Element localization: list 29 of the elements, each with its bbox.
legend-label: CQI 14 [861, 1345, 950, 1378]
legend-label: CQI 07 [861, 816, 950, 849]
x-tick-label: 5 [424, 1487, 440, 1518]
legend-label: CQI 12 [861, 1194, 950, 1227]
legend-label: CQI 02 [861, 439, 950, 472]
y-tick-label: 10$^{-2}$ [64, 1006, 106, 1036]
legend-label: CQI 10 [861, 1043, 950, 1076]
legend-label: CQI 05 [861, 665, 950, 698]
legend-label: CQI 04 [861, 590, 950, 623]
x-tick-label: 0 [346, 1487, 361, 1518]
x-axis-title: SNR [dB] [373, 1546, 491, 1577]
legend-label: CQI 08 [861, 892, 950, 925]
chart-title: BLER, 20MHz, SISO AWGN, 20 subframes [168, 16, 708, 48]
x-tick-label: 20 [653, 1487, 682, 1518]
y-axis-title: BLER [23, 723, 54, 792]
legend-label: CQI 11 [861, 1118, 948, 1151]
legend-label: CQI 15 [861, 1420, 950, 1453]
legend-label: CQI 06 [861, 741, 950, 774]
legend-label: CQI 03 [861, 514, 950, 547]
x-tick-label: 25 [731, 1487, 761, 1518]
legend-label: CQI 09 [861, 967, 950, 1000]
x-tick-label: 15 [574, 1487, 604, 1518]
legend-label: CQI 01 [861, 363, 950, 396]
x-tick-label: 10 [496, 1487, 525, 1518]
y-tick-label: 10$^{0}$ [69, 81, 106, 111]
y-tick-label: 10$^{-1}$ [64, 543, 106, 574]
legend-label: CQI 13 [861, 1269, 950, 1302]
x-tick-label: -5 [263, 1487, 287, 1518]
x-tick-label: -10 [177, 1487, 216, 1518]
______
#### What you need to do:
Convert each line of the items above into a JSON list of strings, one string per line, leaving out any blank lines.

#### Written solution:
[
  "Element localization: list 29 of the elements, each with its bbox.",
  "legend-label: CQI 14 [861, 1345, 950, 1378]",
  "legend-label: CQI 07 [861, 816, 950, 849]",
  "x-tick-label: 5 [424, 1487, 440, 1518]",
  "legend-label: CQI 12 [861, 1194, 950, 1227]",
  "legend-label: CQI 02 [861, 439, 950, 472]",
  "y-tick-label: 10$^{-2}$ [64, 1006, 106, 1036]",
  "legend-label: CQI 10 [861, 1043, 950, 1076]",
  "legend-label: CQI 05 [861, 665, 950, 698]",
  "legend-label: CQI 04 [861, 590, 950, 623]",
  "x-tick-label: 0 [346, 1487, 361, 1518]",
  "x-axis-title: SNR [dB] [373, 1546, 491, 1577]",
  "legend-label: CQI 08 [861, 892, 950, 925]",
  "chart-title: BLER, 20MHz, SISO AWGN, 20 subframes [168, 16, 708, 48]",
  "x-tick-label: 20 [653, 1487, 682, 1518]",
  "y-axis-title: BLER [23, 723, 54, 792]",
  "legend-label: CQI 11 [861, 1118, 948, 1151]",
  "legend-label: CQI 15 [861, 1420, 950, 1453]",
  "legend-label: CQI 06 [861, 741, 950, 774]",
  "legend-label: CQI 03 [861, 514, 950, 547]",
  "x-tick-label: 25 [731, 1487, 761, 1518]",
  "legend-label: CQI 09 [861, 967, 950, 1000]",
  "x-tick-label: 15 [574, 1487, 604, 1518]",
  "legend-label: CQI 01 [861, 363, 950, 396]",
  "x-tick-label: 10 [496, 1487, 525, 1518]",
  "y-tick-label: 10$^{0}$ [69, 81, 106, 111]",
  "y-tick-label: 10$^{-1}$ [64, 543, 106, 574]",
  "legend-label: CQI 13 [861, 1269, 950, 1302]",
  "x-tick-label: -5 [263, 1487, 287, 1518]",
  "x-tick-label: -10 [177, 1487, 216, 1518]"
]